- **WRITTEN INSTRUCTION**
Word for word, set down the records and skip each picture.

[Collection entries]

==============================

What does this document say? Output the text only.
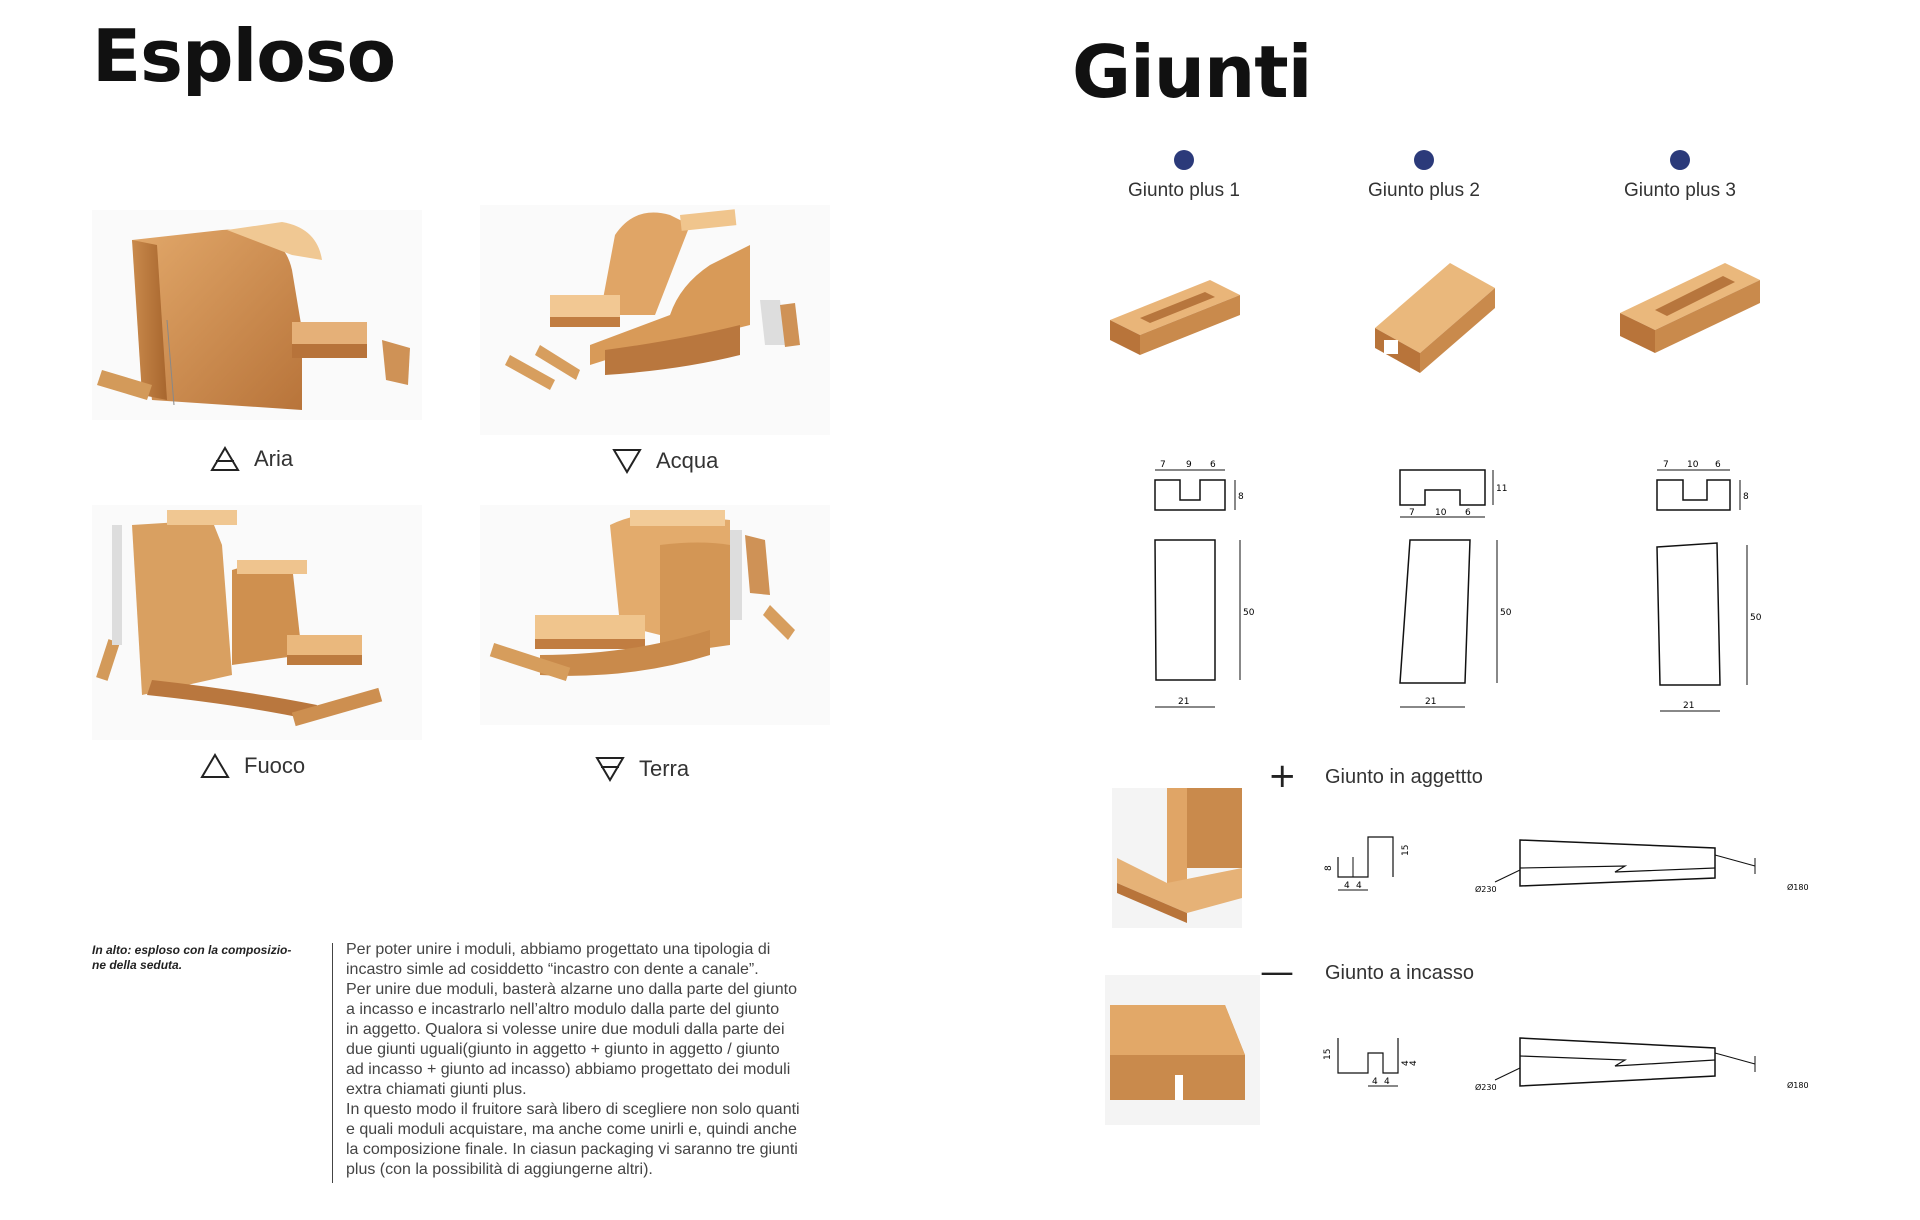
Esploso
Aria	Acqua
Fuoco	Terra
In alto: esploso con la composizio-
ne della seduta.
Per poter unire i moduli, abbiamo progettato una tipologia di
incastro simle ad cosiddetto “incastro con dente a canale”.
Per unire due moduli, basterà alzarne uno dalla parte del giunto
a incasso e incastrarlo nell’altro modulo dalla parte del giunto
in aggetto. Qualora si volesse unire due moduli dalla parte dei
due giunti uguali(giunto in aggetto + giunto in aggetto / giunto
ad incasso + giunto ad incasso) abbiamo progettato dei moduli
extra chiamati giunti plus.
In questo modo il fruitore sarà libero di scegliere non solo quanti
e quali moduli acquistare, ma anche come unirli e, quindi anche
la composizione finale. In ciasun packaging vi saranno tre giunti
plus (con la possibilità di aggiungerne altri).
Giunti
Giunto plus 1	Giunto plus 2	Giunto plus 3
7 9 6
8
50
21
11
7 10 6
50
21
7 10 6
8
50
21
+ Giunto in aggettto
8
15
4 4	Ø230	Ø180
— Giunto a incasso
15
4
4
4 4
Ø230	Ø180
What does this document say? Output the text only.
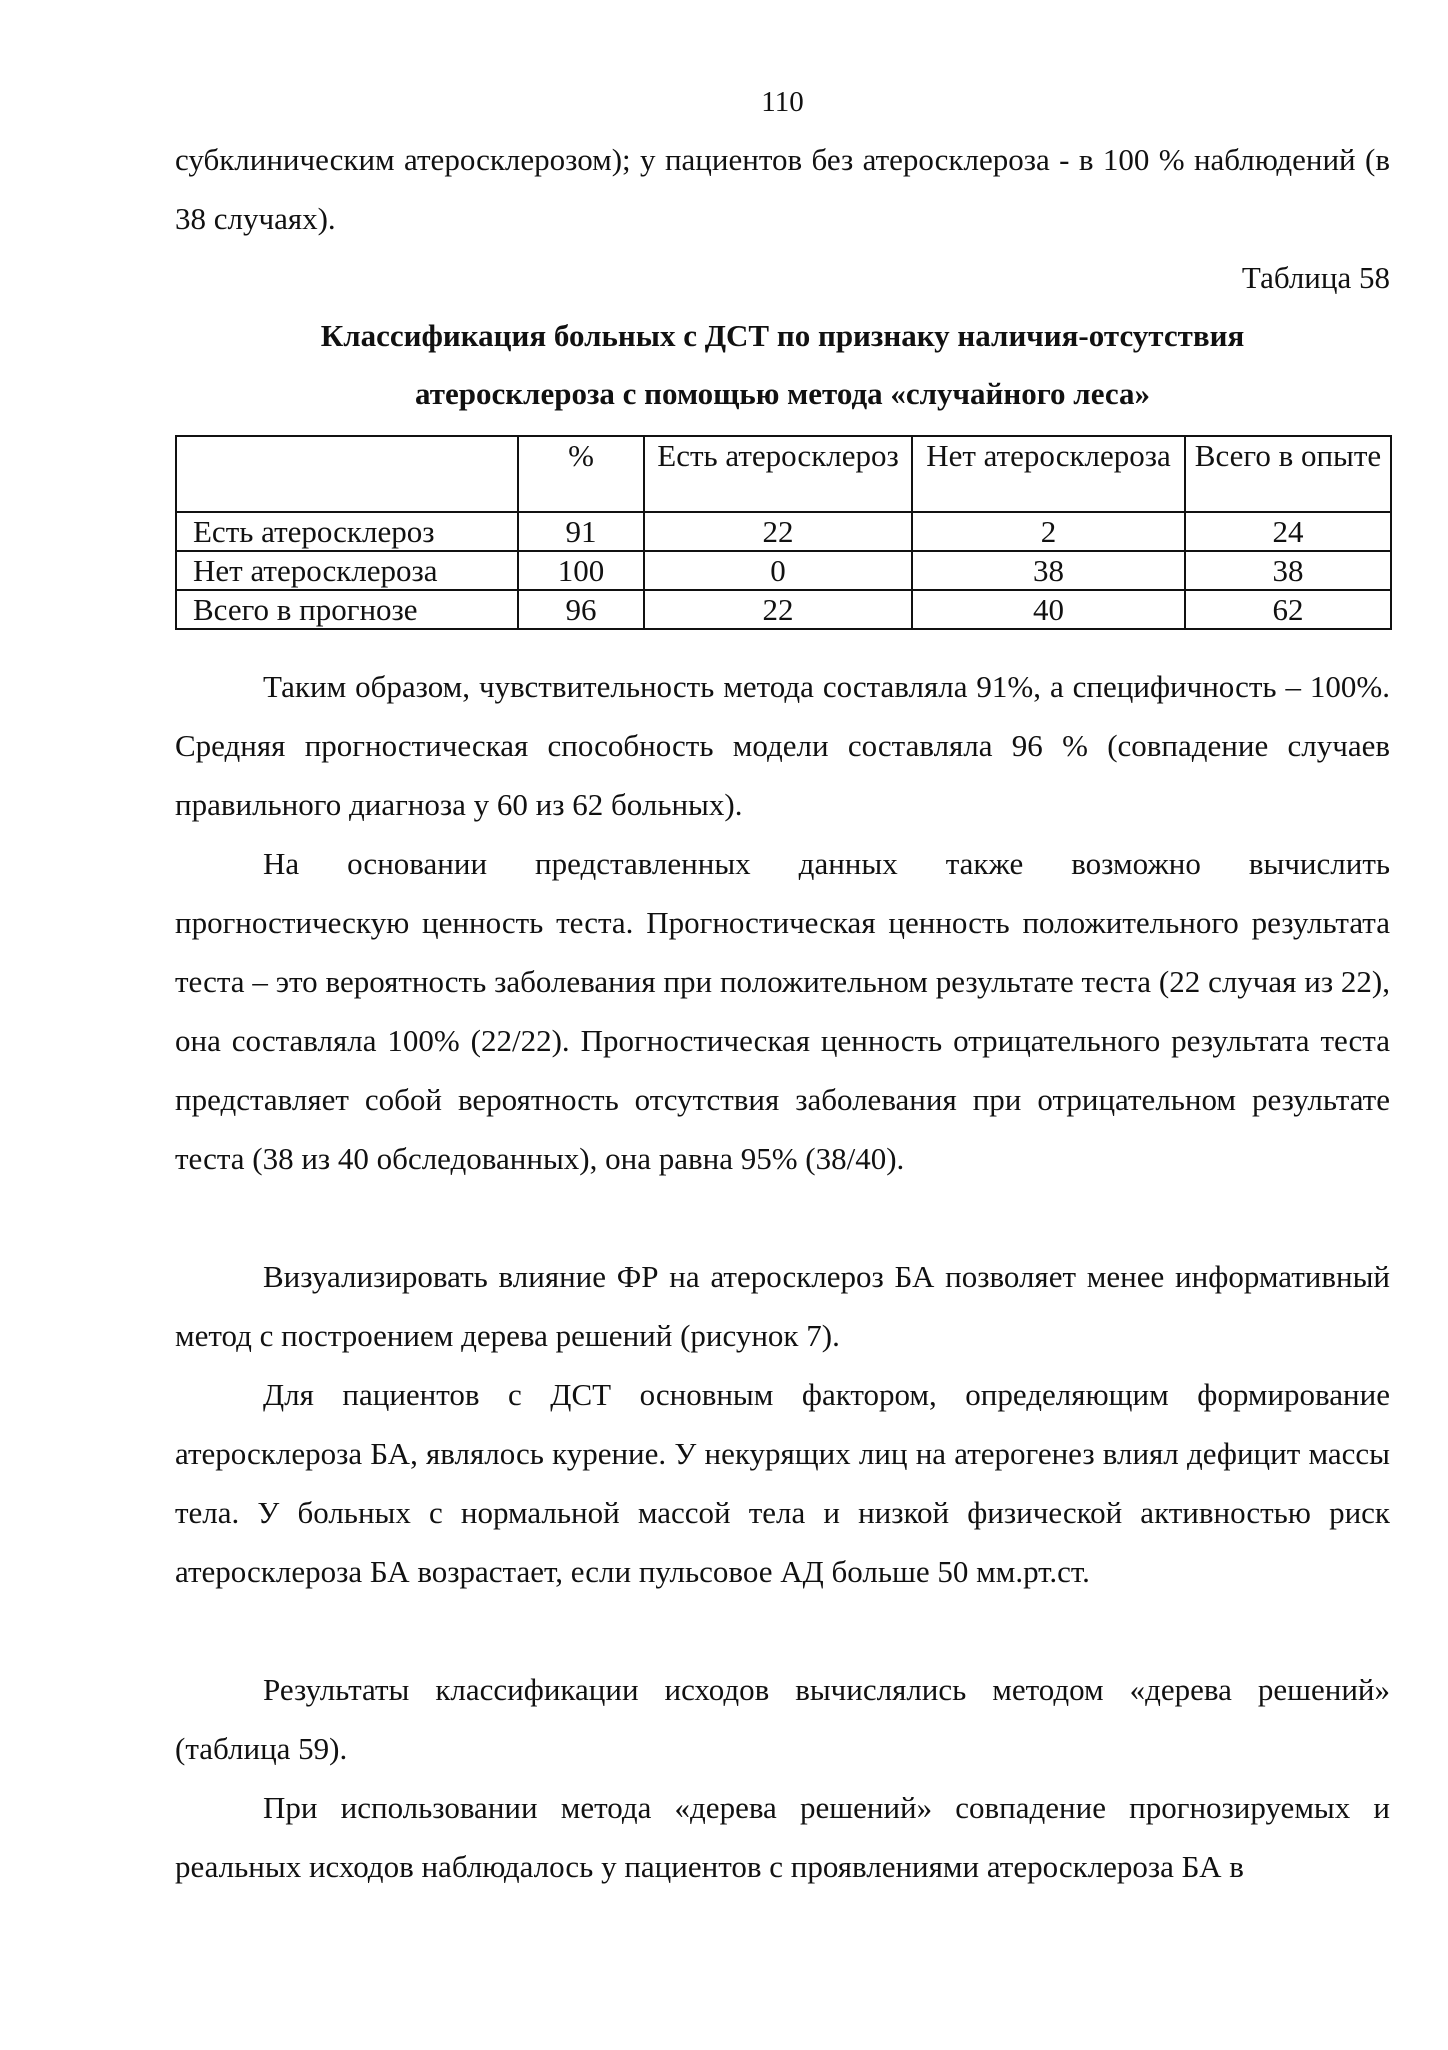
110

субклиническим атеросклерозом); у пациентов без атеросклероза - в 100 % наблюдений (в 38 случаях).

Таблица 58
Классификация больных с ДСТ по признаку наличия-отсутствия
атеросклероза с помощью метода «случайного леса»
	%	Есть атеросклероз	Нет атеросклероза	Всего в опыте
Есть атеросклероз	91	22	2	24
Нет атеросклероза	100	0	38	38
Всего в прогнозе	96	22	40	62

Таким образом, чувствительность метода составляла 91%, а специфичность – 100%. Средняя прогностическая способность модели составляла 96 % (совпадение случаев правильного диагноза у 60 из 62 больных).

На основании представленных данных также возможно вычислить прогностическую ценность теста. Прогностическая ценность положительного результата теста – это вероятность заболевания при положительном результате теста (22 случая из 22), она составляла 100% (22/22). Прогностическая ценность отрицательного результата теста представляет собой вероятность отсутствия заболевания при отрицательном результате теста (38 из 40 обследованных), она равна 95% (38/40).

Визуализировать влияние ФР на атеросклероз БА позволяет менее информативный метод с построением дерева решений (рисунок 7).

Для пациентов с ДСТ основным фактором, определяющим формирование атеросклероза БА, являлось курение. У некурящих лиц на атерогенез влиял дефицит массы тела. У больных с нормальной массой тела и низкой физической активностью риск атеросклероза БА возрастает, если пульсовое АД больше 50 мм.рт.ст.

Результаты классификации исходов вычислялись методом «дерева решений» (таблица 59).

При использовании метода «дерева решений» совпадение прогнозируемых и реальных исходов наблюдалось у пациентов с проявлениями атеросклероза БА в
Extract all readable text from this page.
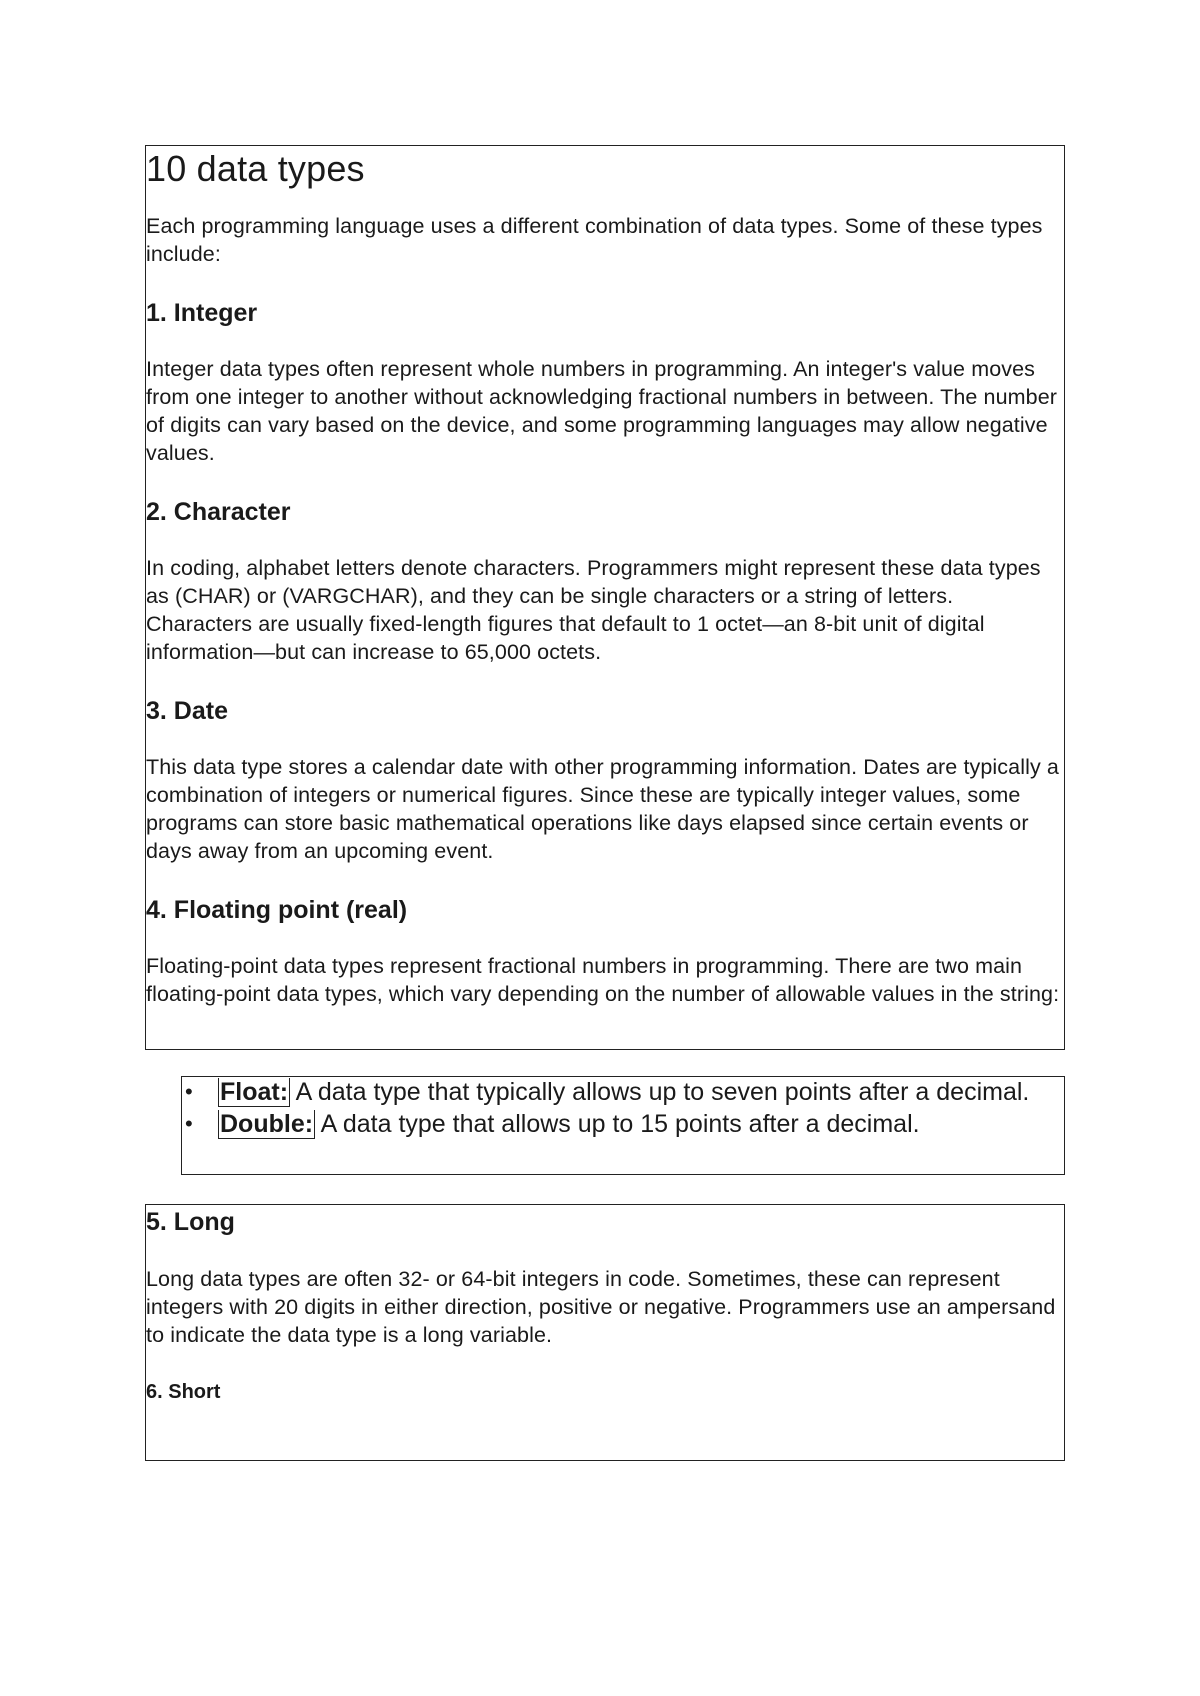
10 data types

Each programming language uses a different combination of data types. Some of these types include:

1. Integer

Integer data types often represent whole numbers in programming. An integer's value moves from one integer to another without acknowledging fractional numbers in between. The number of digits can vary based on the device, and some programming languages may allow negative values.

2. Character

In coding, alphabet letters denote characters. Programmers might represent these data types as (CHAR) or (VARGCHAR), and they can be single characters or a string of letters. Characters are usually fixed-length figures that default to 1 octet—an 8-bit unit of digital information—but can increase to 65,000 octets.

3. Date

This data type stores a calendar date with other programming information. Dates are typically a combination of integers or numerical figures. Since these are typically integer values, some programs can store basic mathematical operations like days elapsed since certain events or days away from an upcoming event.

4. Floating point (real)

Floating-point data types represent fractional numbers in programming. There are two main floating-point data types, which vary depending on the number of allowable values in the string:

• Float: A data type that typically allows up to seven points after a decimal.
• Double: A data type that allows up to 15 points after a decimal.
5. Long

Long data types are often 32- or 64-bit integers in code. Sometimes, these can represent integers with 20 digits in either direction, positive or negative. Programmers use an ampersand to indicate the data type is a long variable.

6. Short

==============================

- **REPLY**
What does this document say? Output the text only.
Esploso
Aria	Acqua
Fuoco	Terra
In alto: esploso con la composizio-
ne della seduta.
Per poter unire i moduli, abbiamo progettato una tipologia di
incastro simle ad cosiddetto “incastro con dente a canale”.
Per unire due moduli, basterà alzarne uno dalla parte del giunto
a incasso e incastrarlo nell’altro modulo dalla parte del giunto
in aggetto. Qualora si volesse unire due moduli dalla parte dei
due giunti uguali(giunto in aggetto + giunto in aggetto / giunto
ad incasso + giunto ad incasso) abbiamo progettato dei moduli
extra chiamati giunti plus.
In questo modo il fruitore sarà libero di scegliere non solo quanti
e quali moduli acquistare, ma anche come unirli e, quindi anche
la composizione finale. In ciasun packaging vi saranno tre giunti
plus (con la possibilità di aggiungerne altri).
Giunti
Giunto plus 1	Giunto plus 2	Giunto plus 3
7 9 6
8
50
21
11
7 10 6
50
21
7 10 6
8
50
21
+ Giunto in aggettto
8
15
4 4	Ø230	Ø180
— Giunto a incasso
15
4
4
4 4
Ø230	Ø180
What does this document say? Output the text only.
110

субклиническим атеросклерозом); у пациентов без атеросклероза - в 100 % наблюдений (в 38 случаях).

Таблица 58
Классификация больных с ДСТ по признаку наличия-отсутствия
атеросклероза с помощью метода «случайного леса»
	%	Есть атеросклероз	Нет атеросклероза	Всего в опыте
Есть атеросклероз	91	22	2	24
Нет атеросклероза	100	0	38	38
Всего в прогнозе	96	22	40	62

Таким образом, чувствительность метода составляла 91%, а специфичность – 100%. Средняя прогностическая способность модели составляла 96 % (совпадение случаев правильного диагноза у 60 из 62 больных).

На основании представленных данных также возможно вычислить прогностическую ценность теста. Прогностическая ценность положительного результата теста – это вероятность заболевания при положительном результате теста (22 случая из 22), она составляла 100% (22/22). Прогностическая ценность отрицательного результата теста представляет собой вероятность отсутствия заболевания при отрицательном результате теста (38 из 40 обследованных), она равна 95% (38/40).

Визуализировать влияние ФР на атеросклероз БА позволяет менее информативный метод с построением дерева решений (рисунок 7).

Для пациентов с ДСТ основным фактором, определяющим формирование атеросклероза БА, являлось курение. У некурящих лиц на атерогенез влиял дефицит массы тела. У больных с нормальной массой тела и низкой физической активностью риск атеросклероза БА возрастает, если пульсовое АД больше 50 мм.рт.ст.

Результаты классификации исходов вычислялись методом «дерева решений» (таблица 59).

При использовании метода «дерева решений» совпадение прогнозируемых и реальных исходов наблюдалось у пациентов с проявлениями атеросклероза БА в
Extract all readable text from this page.
10 data types

Each programming language uses a different combination of data types. Some of these types include:

1. Integer

Integer data types often represent whole numbers in programming. An integer's value moves from one integer to another without acknowledging fractional numbers in between. The number of digits can vary based on the device, and some programming languages may allow negative values.

2. Character

In coding, alphabet letters denote characters. Programmers might represent these data types as (CHAR) or (VARGCHAR), and they can be single characters or a string of letters. Characters are usually fixed-length figures that default to 1 octet—an 8-bit unit of digital information—but can increase to 65,000 octets.

3. Date

This data type stores a calendar date with other programming information. Dates are typically a combination of integers or numerical figures. Since these are typically integer values, some programs can store basic mathematical operations like days elapsed since certain events or days away from an upcoming event.

4. Floating point (real)

Floating-point data types represent fractional numbers in programming. There are two main floating-point data types, which vary depending on the number of allowable values in the string:

• Float: A data type that typically allows up to seven points after a decimal.
• Double: A data type that allows up to 15 points after a decimal.
5. Long

Long data types are often 32- or 64-bit integers in code. Sometimes, these can represent integers with 20 digits in either direction, positive or negative. Programmers use an ampersand to indicate the data type is a long variable.

6. Short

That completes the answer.